• _Your goal_
Count the lines below that contain the word "name" and give only the number.

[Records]
○ ○ ○ ○

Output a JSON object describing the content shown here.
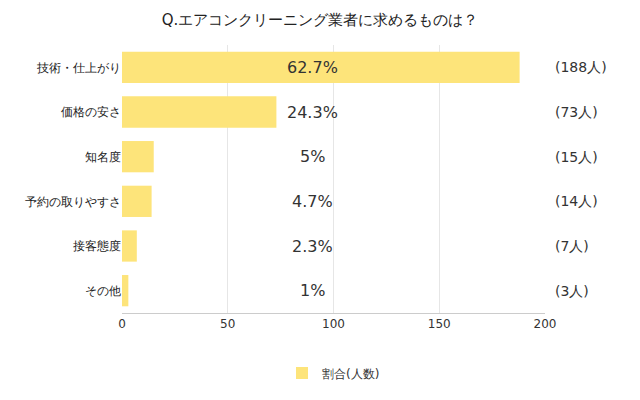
{
  "chart_data": {
    "type": "bar",
    "title": "Q.エアコンクリーニング業者に求めるものは？",
    "orientation": "horizontal",
    "categories": [
      "技術・仕上がり",
      "価格の安さ",
      "知名度",
      "予約の取りやすさ",
      "接客態度",
      "その他"
    ],
    "series": [
      {
        "name": "割合(人数)",
        "color": "#fde47a",
        "values": [
          188,
          73,
          15,
          14,
          7,
          3
        ]
      }
    ],
    "value_labels": [
      "(188人)",
      "(73人)",
      "(15人)",
      "(14人)",
      "(7人)",
      "(3人)"
    ],
    "percent_values": [
      62.7,
      24.3,
      5,
      4.7,
      2.3,
      1
    ],
    "percent_labels": [
      "62.7%",
      "24.3%",
      "5%",
      "4.7%",
      "2.3%",
      "1%"
    ],
    "xlim": [
      0,
      200
    ],
    "xticks": [
      0,
      50,
      100,
      150,
      200
    ],
    "grid": true,
    "legend": "bottom",
    "data_labels": true
  }
}
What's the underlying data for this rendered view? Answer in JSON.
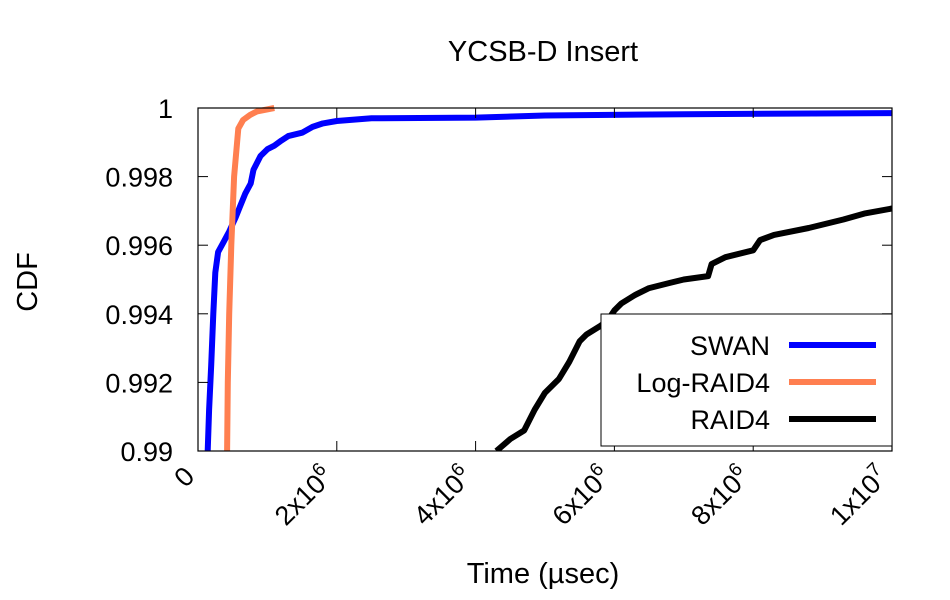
{
  "chart_data": {
    "type": "line",
    "title": "YCSB-D Insert",
    "xlabel": "Time (µsec)",
    "ylabel": "CDF",
    "xlim": [
      0,
      10000000
    ],
    "ylim": [
      0.99,
      1.0
    ],
    "grid": false,
    "legend_position": "bottom-right",
    "x_ticks": [
      {
        "value": 0,
        "base": "0",
        "exp": ""
      },
      {
        "value": 2000000,
        "base": "2x10",
        "exp": "6"
      },
      {
        "value": 4000000,
        "base": "4x10",
        "exp": "6"
      },
      {
        "value": 6000000,
        "base": "6x10",
        "exp": "6"
      },
      {
        "value": 8000000,
        "base": "8x10",
        "exp": "6"
      },
      {
        "value": 10000000,
        "base": "1x10",
        "exp": "7"
      }
    ],
    "y_ticks": [
      {
        "value": 0.99,
        "label": "0.99"
      },
      {
        "value": 0.992,
        "label": "0.992"
      },
      {
        "value": 0.994,
        "label": "0.994"
      },
      {
        "value": 0.996,
        "label": "0.996"
      },
      {
        "value": 0.998,
        "label": "0.998"
      },
      {
        "value": 1.0,
        "label": "1"
      }
    ],
    "series": [
      {
        "name": "SWAN",
        "color": "#0000ff",
        "points": [
          [
            140000,
            0.99
          ],
          [
            160000,
            0.9912
          ],
          [
            190000,
            0.9925
          ],
          [
            220000,
            0.994
          ],
          [
            250000,
            0.9952
          ],
          [
            290000,
            0.9958
          ],
          [
            370000,
            0.9961
          ],
          [
            450000,
            0.9964
          ],
          [
            540000,
            0.9968
          ],
          [
            600000,
            0.9971
          ],
          [
            680000,
            0.9975
          ],
          [
            760000,
            0.9978
          ],
          [
            800000,
            0.9982
          ],
          [
            850000,
            0.9984
          ],
          [
            900000,
            0.9986
          ],
          [
            1000000,
            0.9988
          ],
          [
            1100000,
            0.9989
          ],
          [
            1200000,
            0.99905
          ],
          [
            1300000,
            0.99918
          ],
          [
            1500000,
            0.99928
          ],
          [
            1650000,
            0.99945
          ],
          [
            1800000,
            0.99955
          ],
          [
            2000000,
            0.99962
          ],
          [
            2500000,
            0.9997
          ],
          [
            4000000,
            0.99972
          ],
          [
            5000000,
            0.99978
          ],
          [
            7000000,
            0.99982
          ],
          [
            10000000,
            0.99985
          ]
        ]
      },
      {
        "name": "Log-RAID4",
        "color": "#ff7f50",
        "points": [
          [
            420000,
            0.99
          ],
          [
            430000,
            0.992
          ],
          [
            450000,
            0.994
          ],
          [
            480000,
            0.996
          ],
          [
            520000,
            0.998
          ],
          [
            580000,
            0.9994
          ],
          [
            650000,
            0.99965
          ],
          [
            750000,
            0.9998
          ],
          [
            850000,
            0.9999
          ],
          [
            1100000,
            1.0
          ]
        ]
      },
      {
        "name": "RAID4",
        "color": "#000000",
        "points": [
          [
            4300000,
            0.99
          ],
          [
            4500000,
            0.99035
          ],
          [
            4700000,
            0.9906
          ],
          [
            4850000,
            0.9912
          ],
          [
            5000000,
            0.9917
          ],
          [
            5200000,
            0.9921
          ],
          [
            5350000,
            0.9926
          ],
          [
            5500000,
            0.9932
          ],
          [
            5600000,
            0.9934
          ],
          [
            5800000,
            0.99365
          ],
          [
            5900000,
            0.9938
          ],
          [
            6000000,
            0.9941
          ],
          [
            6100000,
            0.9943
          ],
          [
            6300000,
            0.99455
          ],
          [
            6500000,
            0.99475
          ],
          [
            6800000,
            0.9949
          ],
          [
            7000000,
            0.995
          ],
          [
            7350000,
            0.9951
          ],
          [
            7400000,
            0.99545
          ],
          [
            7600000,
            0.99565
          ],
          [
            8000000,
            0.99585
          ],
          [
            8100000,
            0.99615
          ],
          [
            8300000,
            0.9963
          ],
          [
            8800000,
            0.9965
          ],
          [
            9300000,
            0.99675
          ],
          [
            9600000,
            0.99692
          ],
          [
            10000000,
            0.99707
          ]
        ]
      }
    ]
  }
}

○ ○ ○ ○

• _Expected output_
4